◆ WHAT TO PRODUCE: Will you give the material below again, every line exactly as it is?

Collected data entries
___

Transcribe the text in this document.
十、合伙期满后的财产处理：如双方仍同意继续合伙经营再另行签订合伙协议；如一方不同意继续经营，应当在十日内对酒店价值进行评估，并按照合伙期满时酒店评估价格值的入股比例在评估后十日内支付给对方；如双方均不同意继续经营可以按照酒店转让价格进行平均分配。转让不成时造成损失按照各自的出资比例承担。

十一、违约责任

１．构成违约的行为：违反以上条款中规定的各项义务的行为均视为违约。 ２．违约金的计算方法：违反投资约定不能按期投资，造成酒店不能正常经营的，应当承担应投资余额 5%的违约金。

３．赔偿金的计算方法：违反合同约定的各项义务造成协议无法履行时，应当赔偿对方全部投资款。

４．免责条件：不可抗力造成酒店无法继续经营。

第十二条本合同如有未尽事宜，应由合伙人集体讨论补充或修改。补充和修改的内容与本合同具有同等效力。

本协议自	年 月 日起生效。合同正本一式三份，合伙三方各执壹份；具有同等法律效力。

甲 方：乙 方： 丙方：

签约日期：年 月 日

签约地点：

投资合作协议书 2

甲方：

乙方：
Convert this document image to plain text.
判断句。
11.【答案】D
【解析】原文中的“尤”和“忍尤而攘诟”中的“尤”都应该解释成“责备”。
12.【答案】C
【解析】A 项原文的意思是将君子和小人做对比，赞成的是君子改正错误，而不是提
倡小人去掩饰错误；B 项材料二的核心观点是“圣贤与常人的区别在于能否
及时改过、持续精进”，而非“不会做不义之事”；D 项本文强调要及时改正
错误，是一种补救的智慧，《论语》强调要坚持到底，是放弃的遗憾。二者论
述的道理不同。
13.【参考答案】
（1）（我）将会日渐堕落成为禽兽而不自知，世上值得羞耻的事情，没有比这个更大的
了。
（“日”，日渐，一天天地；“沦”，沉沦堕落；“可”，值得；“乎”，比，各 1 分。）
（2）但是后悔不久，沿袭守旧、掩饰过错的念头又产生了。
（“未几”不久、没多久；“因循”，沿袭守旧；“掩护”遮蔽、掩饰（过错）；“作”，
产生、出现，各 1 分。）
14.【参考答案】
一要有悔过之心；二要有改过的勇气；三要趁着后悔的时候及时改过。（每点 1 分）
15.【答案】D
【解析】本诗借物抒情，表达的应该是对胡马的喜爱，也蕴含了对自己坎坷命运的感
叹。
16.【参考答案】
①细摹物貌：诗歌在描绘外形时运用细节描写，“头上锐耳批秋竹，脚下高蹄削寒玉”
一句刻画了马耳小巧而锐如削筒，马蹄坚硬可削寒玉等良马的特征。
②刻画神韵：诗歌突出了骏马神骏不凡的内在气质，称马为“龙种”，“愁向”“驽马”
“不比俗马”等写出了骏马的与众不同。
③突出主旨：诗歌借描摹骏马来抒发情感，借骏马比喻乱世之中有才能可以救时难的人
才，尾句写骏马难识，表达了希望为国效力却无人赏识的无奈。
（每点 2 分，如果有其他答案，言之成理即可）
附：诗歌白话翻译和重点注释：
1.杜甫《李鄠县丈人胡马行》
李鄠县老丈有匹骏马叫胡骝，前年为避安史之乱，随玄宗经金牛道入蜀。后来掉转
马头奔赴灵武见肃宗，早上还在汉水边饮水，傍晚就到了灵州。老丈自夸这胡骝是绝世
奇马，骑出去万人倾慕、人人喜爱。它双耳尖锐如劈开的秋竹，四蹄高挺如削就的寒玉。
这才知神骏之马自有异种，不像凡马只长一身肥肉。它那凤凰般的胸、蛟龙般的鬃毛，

___

◆ CORRECT RESULT:
Transcribe the text in this document.
十、合伙期满后的财产处理：如双方仍同意继续合伙经营再另行签订合伙协议；如一方不同意继续经营，应当在十日内对酒店价值进行评估，并按照合伙期满时酒店评估价格值的入股比例在评估后十日内支付给对方；如双方均不同意继续经营可以按照酒店转让价格进行平均分配。转让不成时造成损失按照各自的出资比例承担。

十一、违约责任

１．构成违约的行为：违反以上条款中规定的各项义务的行为均视为违约。 ２．违约金的计算方法：违反投资约定不能按期投资，造成酒店不能正常经营的，应当承担应投资余额 5%的违约金。

３．赔偿金的计算方法：违反合同约定的各项义务造成协议无法履行时，应当赔偿对方全部投资款。

４．免责条件：不可抗力造成酒店无法继续经营。

第十二条本合同如有未尽事宜，应由合伙人集体讨论补充或修改。补充和修改的内容与本合同具有同等效力。

本协议自	年 月 日起生效。合同正本一式三份，合伙三方各执壹份；具有同等法律效力。

甲 方：乙 方： 丙方：

签约日期：年 月 日

签约地点：

投资合作协议书 2

甲方：

乙方：
Convert this document image to plain text.
判断句。
11.【答案】D
【解析】原文中的“尤”和“忍尤而攘诟”中的“尤”都应该解释成“责备”。
12.【答案】C
【解析】A 项原文的意思是将君子和小人做对比，赞成的是君子改正错误，而不是提
倡小人去掩饰错误；B 项材料二的核心观点是“圣贤与常人的区别在于能否
及时改过、持续精进”，而非“不会做不义之事”；D 项本文强调要及时改正
错误，是一种补救的智慧，《论语》强调要坚持到底，是放弃的遗憾。二者论
述的道理不同。
13.【参考答案】
（1）（我）将会日渐堕落成为禽兽而不自知，世上值得羞耻的事情，没有比这个更大的
了。
（“日”，日渐，一天天地；“沦”，沉沦堕落；“可”，值得；“乎”，比，各 1 分。）
（2）但是后悔不久，沿袭守旧、掩饰过错的念头又产生了。
（“未几”不久、没多久；“因循”，沿袭守旧；“掩护”遮蔽、掩饰（过错）；“作”，
产生、出现，各 1 分。）
14.【参考答案】
一要有悔过之心；二要有改过的勇气；三要趁着后悔的时候及时改过。（每点 1 分）
15.【答案】D
【解析】本诗借物抒情，表达的应该是对胡马的喜爱，也蕴含了对自己坎坷命运的感
叹。
16.【参考答案】
①细摹物貌：诗歌在描绘外形时运用细节描写，“头上锐耳批秋竹，脚下高蹄削寒玉”
一句刻画了马耳小巧而锐如削筒，马蹄坚硬可削寒玉等良马的特征。
②刻画神韵：诗歌突出了骏马神骏不凡的内在气质，称马为“龙种”，“愁向”“驽马”
“不比俗马”等写出了骏马的与众不同。
③突出主旨：诗歌借描摹骏马来抒发情感，借骏马比喻乱世之中有才能可以救时难的人
才，尾句写骏马难识，表达了希望为国效力却无人赏识的无奈。
（每点 2 分，如果有其他答案，言之成理即可）
附：诗歌白话翻译和重点注释：
1.杜甫《李鄠县丈人胡马行》
李鄠县老丈有匹骏马叫胡骝，前年为避安史之乱，随玄宗经金牛道入蜀。后来掉转
马头奔赴灵武见肃宗，早上还在汉水边饮水，傍晚就到了灵州。老丈自夸这胡骝是绝世
奇马，骑出去万人倾慕、人人喜爱。它双耳尖锐如劈开的秋竹，四蹄高挺如削就的寒玉。
这才知神骏之马自有异种，不像凡马只长一身肥肉。它那凤凰般的胸、蛟龙般的鬃毛，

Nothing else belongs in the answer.